[Entries taken from a collection]
########

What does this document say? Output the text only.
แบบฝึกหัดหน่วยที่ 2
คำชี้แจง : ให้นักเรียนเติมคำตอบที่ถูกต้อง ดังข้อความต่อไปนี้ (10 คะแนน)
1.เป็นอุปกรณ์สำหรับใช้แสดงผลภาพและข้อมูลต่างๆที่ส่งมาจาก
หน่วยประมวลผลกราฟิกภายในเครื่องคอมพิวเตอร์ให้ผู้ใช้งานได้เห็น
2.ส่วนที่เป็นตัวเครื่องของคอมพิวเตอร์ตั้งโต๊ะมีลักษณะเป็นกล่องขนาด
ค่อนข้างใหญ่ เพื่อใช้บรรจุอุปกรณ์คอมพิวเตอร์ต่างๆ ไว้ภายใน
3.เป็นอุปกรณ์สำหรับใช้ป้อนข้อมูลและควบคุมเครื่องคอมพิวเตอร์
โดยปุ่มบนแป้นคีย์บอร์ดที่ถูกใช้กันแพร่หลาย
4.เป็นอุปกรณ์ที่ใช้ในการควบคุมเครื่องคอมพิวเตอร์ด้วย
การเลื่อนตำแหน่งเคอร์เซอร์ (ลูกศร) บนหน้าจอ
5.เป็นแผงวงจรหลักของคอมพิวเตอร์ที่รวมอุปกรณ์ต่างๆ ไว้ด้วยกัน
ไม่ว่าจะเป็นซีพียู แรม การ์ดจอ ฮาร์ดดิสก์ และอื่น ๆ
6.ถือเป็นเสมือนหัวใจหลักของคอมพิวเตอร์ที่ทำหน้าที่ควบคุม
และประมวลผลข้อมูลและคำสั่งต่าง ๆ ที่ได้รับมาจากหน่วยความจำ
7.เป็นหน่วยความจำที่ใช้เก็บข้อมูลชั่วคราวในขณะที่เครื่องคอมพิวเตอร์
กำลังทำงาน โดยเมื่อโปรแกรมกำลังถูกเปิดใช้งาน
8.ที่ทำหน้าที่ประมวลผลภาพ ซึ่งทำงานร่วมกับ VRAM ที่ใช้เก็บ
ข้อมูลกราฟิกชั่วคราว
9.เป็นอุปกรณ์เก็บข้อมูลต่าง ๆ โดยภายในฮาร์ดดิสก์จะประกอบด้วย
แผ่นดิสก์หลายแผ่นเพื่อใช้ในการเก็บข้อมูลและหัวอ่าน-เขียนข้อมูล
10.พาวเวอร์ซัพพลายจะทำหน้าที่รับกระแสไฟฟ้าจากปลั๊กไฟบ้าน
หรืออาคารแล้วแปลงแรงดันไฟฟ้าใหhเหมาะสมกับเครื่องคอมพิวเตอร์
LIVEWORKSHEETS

########

### AIM
What is needed here is an exact reproduction of all the entries.

### EXPECTED ANSWER
What does this document say? Output the text only.
แบบฝึกหัดหน่วยที่ 2
คำชี้แจง : ให้นักเรียนเติมคำตอบที่ถูกต้อง ดังข้อความต่อไปนี้ (10 คะแนน)
1.เป็นอุปกรณ์สำหรับใช้แสดงผลภาพและข้อมูลต่างๆที่ส่งมาจาก
หน่วยประมวลผลกราฟิกภายในเครื่องคอมพิวเตอร์ให้ผู้ใช้งานได้เห็น
2.ส่วนที่เป็นตัวเครื่องของคอมพิวเตอร์ตั้งโต๊ะมีลักษณะเป็นกล่องขนาด
ค่อนข้างใหญ่ เพื่อใช้บรรจุอุปกรณ์คอมพิวเตอร์ต่างๆ ไว้ภายใน
3.เป็นอุปกรณ์สำหรับใช้ป้อนข้อมูลและควบคุมเครื่องคอมพิวเตอร์
โดยปุ่มบนแป้นคีย์บอร์ดที่ถูกใช้กันแพร่หลาย
4.เป็นอุปกรณ์ที่ใช้ในการควบคุมเครื่องคอมพิวเตอร์ด้วย
การเลื่อนตำแหน่งเคอร์เซอร์ (ลูกศร) บนหน้าจอ
5.เป็นแผงวงจรหลักของคอมพิวเตอร์ที่รวมอุปกรณ์ต่างๆ ไว้ด้วยกัน
ไม่ว่าจะเป็นซีพียู แรม การ์ดจอ ฮาร์ดดิสก์ และอื่น ๆ
6.ถือเป็นเสมือนหัวใจหลักของคอมพิวเตอร์ที่ทำหน้าที่ควบคุม
และประมวลผลข้อมูลและคำสั่งต่าง ๆ ที่ได้รับมาจากหน่วยความจำ
7.เป็นหน่วยความจำที่ใช้เก็บข้อมูลชั่วคราวในขณะที่เครื่องคอมพิวเตอร์
กำลังทำงาน โดยเมื่อโปรแกรมกำลังถูกเปิดใช้งาน
8.ที่ทำหน้าที่ประมวลผลภาพ ซึ่งทำงานร่วมกับ VRAM ที่ใช้เก็บ
ข้อมูลกราฟิกชั่วคราว
9.เป็นอุปกรณ์เก็บข้อมูลต่าง ๆ โดยภายในฮาร์ดดิสก์จะประกอบด้วย
แผ่นดิสก์หลายแผ่นเพื่อใช้ในการเก็บข้อมูลและหัวอ่าน-เขียนข้อมูล
10.พาวเวอร์ซัพพลายจะทำหน้าที่รับกระแสไฟฟ้าจากปลั๊กไฟบ้าน
หรืออาคารแล้วแปลงแรงดันไฟฟ้าใหhเหมาะสมกับเครื่องคอมพิวเตอร์
LIVEWORKSHEETS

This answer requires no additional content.